▶ _Written task_:
Return every line of the records below verbatim, with no pictures in the copy.

+++

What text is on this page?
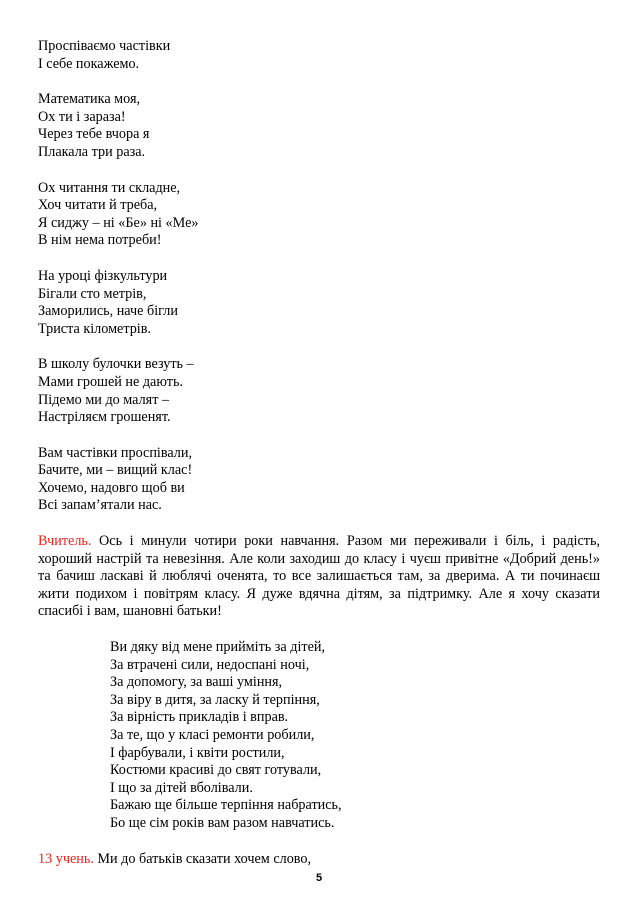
Проспіваємо частівки
І себе покажемо.
Математика моя,
Ох ти і зараза!
Через тебе вчора я
Плакала три раза.
Ох читання ти складне,
Хоч читати й треба,
Я сиджу – ні «Бе» ні «Ме»
В нім нема потреби!
На уроці фізкультури
Бігали сто метрів,
Заморились, наче бігли
Триста кілометрів.
В школу булочки везуть –
Мами грошей не дають.
Підемо ми до малят –
Настріляєм грошенят.
Вам частівки проспівали,
Бачите, ми – вищий клас!
Хочемо, надовго щоб ви
Всі запам’ятали нас.

Вчитель. Ось і минули чотири роки навчання. Разом ми переживали і біль, і радість, хороший настрій та невезіння. Але коли заходиш до класу і чуєш привітне «Добрий день!» та бачиш ласкаві й люблячі оченята, то все залишається там, за дверима. А ти починаєш жити подихом і повітрям класу. Я дуже вдячна дітям, за підтримку. Але я хочу сказати спасибі і вам, шановні батьки!

Ви дяку від мене прийміть за дітей,
За втрачені сили, недоспані ночі,
За допомогу, за ваші уміння,
За віру в дитя, за ласку й терпіння,
За вірність прикладів і вправ.
За те, що у класі ремонти робили,
І фарбували, і квіти ростили,
Костюми красиві до свят готували,
І що за дітей вболівали.
Бажаю ще більше терпіння набратись,
Бо ще сім років вам разом навчатись.

13 учень. Ми до батьків сказати хочем слово,

5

+++

▶ _Response for this exercise_:
What text is on this page?
Проспіваємо частівки
І себе покажемо.
Математика моя,
Ох ти і зараза!
Через тебе вчора я
Плакала три раза.
Ох читання ти складне,
Хоч читати й треба,
Я сиджу – ні «Бе» ні «Ме»
В нім нема потреби!
На уроці фізкультури
Бігали сто метрів,
Заморились, наче бігли
Триста кілометрів.
В школу булочки везуть –
Мами грошей не дають.
Підемо ми до малят –
Настріляєм грошенят.
Вам частівки проспівали,
Бачите, ми – вищий клас!
Хочемо, надовго щоб ви
Всі запам’ятали нас.

Вчитель. Ось і минули чотири роки навчання. Разом ми переживали і біль, і радість, хороший настрій та невезіння. Але коли заходиш до класу і чуєш привітне «Добрий день!» та бачиш ласкаві й люблячі оченята, то все залишається там, за дверима. А ти починаєш жити подихом і повітрям класу. Я дуже вдячна дітям, за підтримку. Але я хочу сказати спасибі і вам, шановні батьки!

Ви дяку від мене прийміть за дітей,
За втрачені сили, недоспані ночі,
За допомогу, за ваші уміння,
За віру в дитя, за ласку й терпіння,
За вірність прикладів і вправ.
За те, що у класі ремонти робили,
І фарбували, і квіти ростили,
Костюми красиві до свят готували,
І що за дітей вболівали.
Бажаю ще більше терпіння набратись,
Бо ще сім років вам разом навчатись.

13 учень. Ми до батьків сказати хочем слово,

5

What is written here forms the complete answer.